## RECORDED INFORMATION
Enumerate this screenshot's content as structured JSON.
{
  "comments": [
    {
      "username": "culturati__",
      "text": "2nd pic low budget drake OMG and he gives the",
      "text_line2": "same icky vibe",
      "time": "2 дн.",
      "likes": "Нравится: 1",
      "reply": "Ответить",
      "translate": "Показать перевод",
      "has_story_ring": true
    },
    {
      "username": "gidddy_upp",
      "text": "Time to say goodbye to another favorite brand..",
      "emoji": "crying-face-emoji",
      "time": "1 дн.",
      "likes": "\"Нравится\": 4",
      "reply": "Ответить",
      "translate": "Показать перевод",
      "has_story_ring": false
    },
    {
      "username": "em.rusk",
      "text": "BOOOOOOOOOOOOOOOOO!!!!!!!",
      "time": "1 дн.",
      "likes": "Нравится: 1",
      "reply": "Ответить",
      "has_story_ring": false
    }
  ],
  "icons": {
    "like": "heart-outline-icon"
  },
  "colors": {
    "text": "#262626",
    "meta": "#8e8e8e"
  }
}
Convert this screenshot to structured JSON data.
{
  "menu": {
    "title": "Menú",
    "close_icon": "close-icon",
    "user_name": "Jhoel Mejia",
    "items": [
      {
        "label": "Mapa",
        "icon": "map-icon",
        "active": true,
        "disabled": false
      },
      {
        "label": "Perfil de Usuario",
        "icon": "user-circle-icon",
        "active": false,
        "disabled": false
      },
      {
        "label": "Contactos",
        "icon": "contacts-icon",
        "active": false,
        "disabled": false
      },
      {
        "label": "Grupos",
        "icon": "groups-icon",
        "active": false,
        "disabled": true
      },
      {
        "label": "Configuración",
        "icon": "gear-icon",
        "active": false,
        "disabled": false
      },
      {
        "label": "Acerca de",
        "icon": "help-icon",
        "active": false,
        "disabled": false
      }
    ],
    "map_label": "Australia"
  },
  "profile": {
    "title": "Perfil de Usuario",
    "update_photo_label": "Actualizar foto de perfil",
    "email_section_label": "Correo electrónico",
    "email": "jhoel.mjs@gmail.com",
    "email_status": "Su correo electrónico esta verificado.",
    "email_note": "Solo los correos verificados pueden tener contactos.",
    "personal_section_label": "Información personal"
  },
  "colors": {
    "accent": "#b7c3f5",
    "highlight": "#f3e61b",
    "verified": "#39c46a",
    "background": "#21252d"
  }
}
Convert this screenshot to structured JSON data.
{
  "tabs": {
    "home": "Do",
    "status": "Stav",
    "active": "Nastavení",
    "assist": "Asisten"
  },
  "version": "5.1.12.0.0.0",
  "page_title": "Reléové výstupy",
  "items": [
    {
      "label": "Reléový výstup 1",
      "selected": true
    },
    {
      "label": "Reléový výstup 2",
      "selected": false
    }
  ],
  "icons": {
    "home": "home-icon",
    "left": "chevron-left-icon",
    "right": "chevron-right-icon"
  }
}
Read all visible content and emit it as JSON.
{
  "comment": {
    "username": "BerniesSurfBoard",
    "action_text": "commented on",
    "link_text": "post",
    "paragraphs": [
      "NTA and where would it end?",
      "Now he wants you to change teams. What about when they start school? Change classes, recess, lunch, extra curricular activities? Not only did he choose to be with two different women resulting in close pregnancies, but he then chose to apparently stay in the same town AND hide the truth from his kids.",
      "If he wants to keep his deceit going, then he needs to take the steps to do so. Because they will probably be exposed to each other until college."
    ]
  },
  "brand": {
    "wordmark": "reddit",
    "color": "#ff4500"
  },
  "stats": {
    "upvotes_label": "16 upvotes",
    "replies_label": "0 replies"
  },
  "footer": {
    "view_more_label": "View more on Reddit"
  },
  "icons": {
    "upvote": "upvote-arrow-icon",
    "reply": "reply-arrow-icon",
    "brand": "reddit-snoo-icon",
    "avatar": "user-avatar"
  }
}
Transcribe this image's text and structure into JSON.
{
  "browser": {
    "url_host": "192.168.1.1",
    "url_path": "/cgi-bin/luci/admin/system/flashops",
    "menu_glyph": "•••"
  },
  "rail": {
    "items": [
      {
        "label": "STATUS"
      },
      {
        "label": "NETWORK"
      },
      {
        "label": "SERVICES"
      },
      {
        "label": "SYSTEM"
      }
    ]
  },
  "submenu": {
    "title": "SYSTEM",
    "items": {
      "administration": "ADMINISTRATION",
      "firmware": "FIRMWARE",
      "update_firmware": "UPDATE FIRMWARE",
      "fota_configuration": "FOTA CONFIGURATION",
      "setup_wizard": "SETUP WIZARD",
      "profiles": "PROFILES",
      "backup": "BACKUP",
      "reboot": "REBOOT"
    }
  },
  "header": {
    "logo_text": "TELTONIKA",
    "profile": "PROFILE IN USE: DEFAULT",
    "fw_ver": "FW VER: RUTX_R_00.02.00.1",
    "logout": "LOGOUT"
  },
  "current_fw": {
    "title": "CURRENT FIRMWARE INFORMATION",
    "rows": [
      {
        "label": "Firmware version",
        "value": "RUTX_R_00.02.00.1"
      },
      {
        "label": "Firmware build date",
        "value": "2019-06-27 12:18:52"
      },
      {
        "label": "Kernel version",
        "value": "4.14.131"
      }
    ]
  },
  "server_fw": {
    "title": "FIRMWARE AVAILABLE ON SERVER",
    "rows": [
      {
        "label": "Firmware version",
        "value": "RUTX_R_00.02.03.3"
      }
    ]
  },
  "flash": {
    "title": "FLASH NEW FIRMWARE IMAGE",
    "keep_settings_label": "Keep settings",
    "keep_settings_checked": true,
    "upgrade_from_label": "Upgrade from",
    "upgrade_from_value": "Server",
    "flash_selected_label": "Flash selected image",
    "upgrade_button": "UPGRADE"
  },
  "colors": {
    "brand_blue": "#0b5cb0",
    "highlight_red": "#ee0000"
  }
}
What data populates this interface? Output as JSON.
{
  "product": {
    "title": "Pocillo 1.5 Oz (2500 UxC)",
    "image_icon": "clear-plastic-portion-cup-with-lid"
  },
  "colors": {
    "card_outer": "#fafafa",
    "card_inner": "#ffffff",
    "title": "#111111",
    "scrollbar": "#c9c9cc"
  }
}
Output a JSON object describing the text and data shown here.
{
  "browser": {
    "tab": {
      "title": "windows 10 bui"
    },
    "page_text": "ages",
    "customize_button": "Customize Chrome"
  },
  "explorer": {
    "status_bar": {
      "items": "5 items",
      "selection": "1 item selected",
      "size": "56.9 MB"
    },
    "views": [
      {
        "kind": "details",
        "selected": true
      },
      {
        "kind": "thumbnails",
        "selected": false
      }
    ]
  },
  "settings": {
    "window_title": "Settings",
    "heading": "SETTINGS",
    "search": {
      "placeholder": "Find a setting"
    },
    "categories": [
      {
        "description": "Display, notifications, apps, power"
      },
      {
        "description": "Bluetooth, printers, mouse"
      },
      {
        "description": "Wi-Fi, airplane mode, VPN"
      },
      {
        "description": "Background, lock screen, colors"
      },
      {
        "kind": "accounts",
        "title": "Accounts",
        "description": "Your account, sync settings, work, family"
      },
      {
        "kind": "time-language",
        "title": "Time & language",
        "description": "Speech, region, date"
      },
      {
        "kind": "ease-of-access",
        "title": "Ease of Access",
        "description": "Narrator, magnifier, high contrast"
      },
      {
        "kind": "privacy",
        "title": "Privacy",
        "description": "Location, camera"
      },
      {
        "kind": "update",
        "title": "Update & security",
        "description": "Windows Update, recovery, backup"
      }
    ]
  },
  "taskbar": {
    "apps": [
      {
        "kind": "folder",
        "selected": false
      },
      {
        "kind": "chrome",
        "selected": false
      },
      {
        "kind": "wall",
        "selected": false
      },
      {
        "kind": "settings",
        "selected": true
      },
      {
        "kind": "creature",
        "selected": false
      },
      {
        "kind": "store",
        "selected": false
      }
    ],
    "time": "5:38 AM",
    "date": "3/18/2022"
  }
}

## WHAT THIS TASK INVOLVES
Pull every line containing "arrow" from the material above.

## WRITTEN ANSWER
    "upvote": "upvote-arrow-icon",
    "reply": "reply-arrow-icon",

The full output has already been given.